▸ **EXERCISE PROMPT**
Reproduce the listing verbatim.

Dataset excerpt
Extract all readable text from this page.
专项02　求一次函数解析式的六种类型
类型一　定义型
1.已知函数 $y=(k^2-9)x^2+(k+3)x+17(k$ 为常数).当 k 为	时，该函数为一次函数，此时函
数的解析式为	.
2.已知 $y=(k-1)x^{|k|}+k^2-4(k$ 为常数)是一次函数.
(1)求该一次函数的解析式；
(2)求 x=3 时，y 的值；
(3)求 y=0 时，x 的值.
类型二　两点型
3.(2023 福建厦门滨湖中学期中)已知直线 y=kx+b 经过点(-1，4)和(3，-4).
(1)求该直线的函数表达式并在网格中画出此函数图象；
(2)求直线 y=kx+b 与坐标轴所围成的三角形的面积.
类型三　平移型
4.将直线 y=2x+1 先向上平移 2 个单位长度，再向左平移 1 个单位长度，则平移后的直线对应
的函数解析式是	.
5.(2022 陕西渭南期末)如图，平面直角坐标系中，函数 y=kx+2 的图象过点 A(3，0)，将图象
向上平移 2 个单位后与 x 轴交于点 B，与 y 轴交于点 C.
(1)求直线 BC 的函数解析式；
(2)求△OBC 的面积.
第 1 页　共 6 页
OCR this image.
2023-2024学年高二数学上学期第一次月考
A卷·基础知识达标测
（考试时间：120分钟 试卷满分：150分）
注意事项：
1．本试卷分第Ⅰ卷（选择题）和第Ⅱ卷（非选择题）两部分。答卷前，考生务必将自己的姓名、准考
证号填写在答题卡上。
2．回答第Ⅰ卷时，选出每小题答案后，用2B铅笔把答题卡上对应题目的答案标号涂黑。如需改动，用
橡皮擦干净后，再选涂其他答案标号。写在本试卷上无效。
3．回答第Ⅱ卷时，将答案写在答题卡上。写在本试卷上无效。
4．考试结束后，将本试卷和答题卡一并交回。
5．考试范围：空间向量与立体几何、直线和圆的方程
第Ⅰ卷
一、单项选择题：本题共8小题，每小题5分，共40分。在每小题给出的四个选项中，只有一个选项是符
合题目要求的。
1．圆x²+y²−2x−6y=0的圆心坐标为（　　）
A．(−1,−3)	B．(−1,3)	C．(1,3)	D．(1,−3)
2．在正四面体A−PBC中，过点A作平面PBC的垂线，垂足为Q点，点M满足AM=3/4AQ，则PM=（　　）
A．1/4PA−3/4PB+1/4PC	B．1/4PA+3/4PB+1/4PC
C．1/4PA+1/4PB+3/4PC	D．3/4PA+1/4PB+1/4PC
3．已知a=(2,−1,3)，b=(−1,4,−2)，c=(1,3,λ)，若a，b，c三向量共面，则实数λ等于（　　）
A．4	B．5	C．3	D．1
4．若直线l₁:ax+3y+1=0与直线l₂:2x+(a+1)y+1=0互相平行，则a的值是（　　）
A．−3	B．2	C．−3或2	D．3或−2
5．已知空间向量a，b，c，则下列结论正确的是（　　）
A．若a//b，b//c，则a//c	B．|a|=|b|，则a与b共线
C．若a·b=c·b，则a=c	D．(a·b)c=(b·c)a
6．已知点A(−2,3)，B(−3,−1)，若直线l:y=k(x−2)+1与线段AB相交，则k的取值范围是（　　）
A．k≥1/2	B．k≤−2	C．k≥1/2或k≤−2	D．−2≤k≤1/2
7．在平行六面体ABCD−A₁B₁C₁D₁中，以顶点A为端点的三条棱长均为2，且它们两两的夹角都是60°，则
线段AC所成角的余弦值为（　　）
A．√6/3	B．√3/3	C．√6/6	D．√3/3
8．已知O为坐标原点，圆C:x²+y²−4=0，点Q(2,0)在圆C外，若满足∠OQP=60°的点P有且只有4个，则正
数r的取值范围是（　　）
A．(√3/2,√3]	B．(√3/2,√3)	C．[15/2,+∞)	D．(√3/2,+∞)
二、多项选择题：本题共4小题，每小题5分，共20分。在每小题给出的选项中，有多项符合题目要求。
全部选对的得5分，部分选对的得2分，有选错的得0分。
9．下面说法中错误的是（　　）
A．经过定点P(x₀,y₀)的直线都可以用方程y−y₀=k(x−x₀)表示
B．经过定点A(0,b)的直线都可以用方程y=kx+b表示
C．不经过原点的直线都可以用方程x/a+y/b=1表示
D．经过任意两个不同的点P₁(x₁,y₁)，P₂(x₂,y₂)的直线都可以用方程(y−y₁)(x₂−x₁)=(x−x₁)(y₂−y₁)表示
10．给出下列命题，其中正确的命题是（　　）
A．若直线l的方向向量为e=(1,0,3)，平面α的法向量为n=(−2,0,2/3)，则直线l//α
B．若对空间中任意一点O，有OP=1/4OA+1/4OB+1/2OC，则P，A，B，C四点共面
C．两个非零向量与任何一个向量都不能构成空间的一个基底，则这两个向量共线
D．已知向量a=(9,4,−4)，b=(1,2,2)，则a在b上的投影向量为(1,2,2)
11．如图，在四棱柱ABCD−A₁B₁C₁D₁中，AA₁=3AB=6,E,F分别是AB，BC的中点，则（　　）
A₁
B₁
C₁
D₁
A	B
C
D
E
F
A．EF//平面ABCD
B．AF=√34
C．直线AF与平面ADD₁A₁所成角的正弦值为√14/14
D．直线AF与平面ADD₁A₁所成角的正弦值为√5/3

▸ **EXERCISE SOLUTION**
Extract all readable text from this page.
专项02　求一次函数解析式的六种类型
类型一　定义型
1.已知函数 $y=(k^2-9)x^2+(k+3)x+17(k$ 为常数).当 k 为	时，该函数为一次函数，此时函
数的解析式为	.
2.已知 $y=(k-1)x^{|k|}+k^2-4(k$ 为常数)是一次函数.
(1)求该一次函数的解析式；
(2)求 x=3 时，y 的值；
(3)求 y=0 时，x 的值.
类型二　两点型
3.(2023 福建厦门滨湖中学期中)已知直线 y=kx+b 经过点(-1，4)和(3，-4).
(1)求该直线的函数表达式并在网格中画出此函数图象；
(2)求直线 y=kx+b 与坐标轴所围成的三角形的面积.
类型三　平移型
4.将直线 y=2x+1 先向上平移 2 个单位长度，再向左平移 1 个单位长度，则平移后的直线对应
的函数解析式是	.
5.(2022 陕西渭南期末)如图，平面直角坐标系中，函数 y=kx+2 的图象过点 A(3，0)，将图象
向上平移 2 个单位后与 x 轴交于点 B，与 y 轴交于点 C.
(1)求直线 BC 的函数解析式；
(2)求△OBC 的面积.
第 1 页　共 6 页
OCR this image.
2023-2024学年高二数学上学期第一次月考
A卷·基础知识达标测
（考试时间：120分钟 试卷满分：150分）
注意事项：
1．本试卷分第Ⅰ卷（选择题）和第Ⅱ卷（非选择题）两部分。答卷前，考生务必将自己的姓名、准考
证号填写在答题卡上。
2．回答第Ⅰ卷时，选出每小题答案后，用2B铅笔把答题卡上对应题目的答案标号涂黑。如需改动，用
橡皮擦干净后，再选涂其他答案标号。写在本试卷上无效。
3．回答第Ⅱ卷时，将答案写在答题卡上。写在本试卷上无效。
4．考试结束后，将本试卷和答题卡一并交回。
5．考试范围：空间向量与立体几何、直线和圆的方程
第Ⅰ卷
一、单项选择题：本题共8小题，每小题5分，共40分。在每小题给出的四个选项中，只有一个选项是符
合题目要求的。
1．圆x²+y²−2x−6y=0的圆心坐标为（　　）
A．(−1,−3)	B．(−1,3)	C．(1,3)	D．(1,−3)
2．在正四面体A−PBC中，过点A作平面PBC的垂线，垂足为Q点，点M满足AM=3/4AQ，则PM=（　　）
A．1/4PA−3/4PB+1/4PC	B．1/4PA+3/4PB+1/4PC
C．1/4PA+1/4PB+3/4PC	D．3/4PA+1/4PB+1/4PC
3．已知a=(2,−1,3)，b=(−1,4,−2)，c=(1,3,λ)，若a，b，c三向量共面，则实数λ等于（　　）
A．4	B．5	C．3	D．1
4．若直线l₁:ax+3y+1=0与直线l₂:2x+(a+1)y+1=0互相平行，则a的值是（　　）
A．−3	B．2	C．−3或2	D．3或−2
5．已知空间向量a，b，c，则下列结论正确的是（　　）
A．若a//b，b//c，则a//c	B．|a|=|b|，则a与b共线
C．若a·b=c·b，则a=c	D．(a·b)c=(b·c)a
6．已知点A(−2,3)，B(−3,−1)，若直线l:y=k(x−2)+1与线段AB相交，则k的取值范围是（　　）
A．k≥1/2	B．k≤−2	C．k≥1/2或k≤−2	D．−2≤k≤1/2
7．在平行六面体ABCD−A₁B₁C₁D₁中，以顶点A为端点的三条棱长均为2，且它们两两的夹角都是60°，则
线段AC所成角的余弦值为（　　）
A．√6/3	B．√3/3	C．√6/6	D．√3/3
8．已知O为坐标原点，圆C:x²+y²−4=0，点Q(2,0)在圆C外，若满足∠OQP=60°的点P有且只有4个，则正
数r的取值范围是（　　）
A．(√3/2,√3]	B．(√3/2,√3)	C．[15/2,+∞)	D．(√3/2,+∞)
二、多项选择题：本题共4小题，每小题5分，共20分。在每小题给出的选项中，有多项符合题目要求。
全部选对的得5分，部分选对的得2分，有选错的得0分。
9．下面说法中错误的是（　　）
A．经过定点P(x₀,y₀)的直线都可以用方程y−y₀=k(x−x₀)表示
B．经过定点A(0,b)的直线都可以用方程y=kx+b表示
C．不经过原点的直线都可以用方程x/a+y/b=1表示
D．经过任意两个不同的点P₁(x₁,y₁)，P₂(x₂,y₂)的直线都可以用方程(y−y₁)(x₂−x₁)=(x−x₁)(y₂−y₁)表示
10．给出下列命题，其中正确的命题是（　　）
A．若直线l的方向向量为e=(1,0,3)，平面α的法向量为n=(−2,0,2/3)，则直线l//α
B．若对空间中任意一点O，有OP=1/4OA+1/4OB+1/2OC，则P，A，B，C四点共面
C．两个非零向量与任何一个向量都不能构成空间的一个基底，则这两个向量共线
D．已知向量a=(9,4,−4)，b=(1,2,2)，则a在b上的投影向量为(1,2,2)
11．如图，在四棱柱ABCD−A₁B₁C₁D₁中，AA₁=3AB=6,E,F分别是AB，BC的中点，则（　　）
A₁
B₁
C₁
D₁
A	B
C
D
E
F
A．EF//平面ABCD
B．AF=√34
C．直线AF与平面ADD₁A₁所成角的正弦值为√14/14
D．直线AF与平面ADD₁A₁所成角的正弦值为√5/3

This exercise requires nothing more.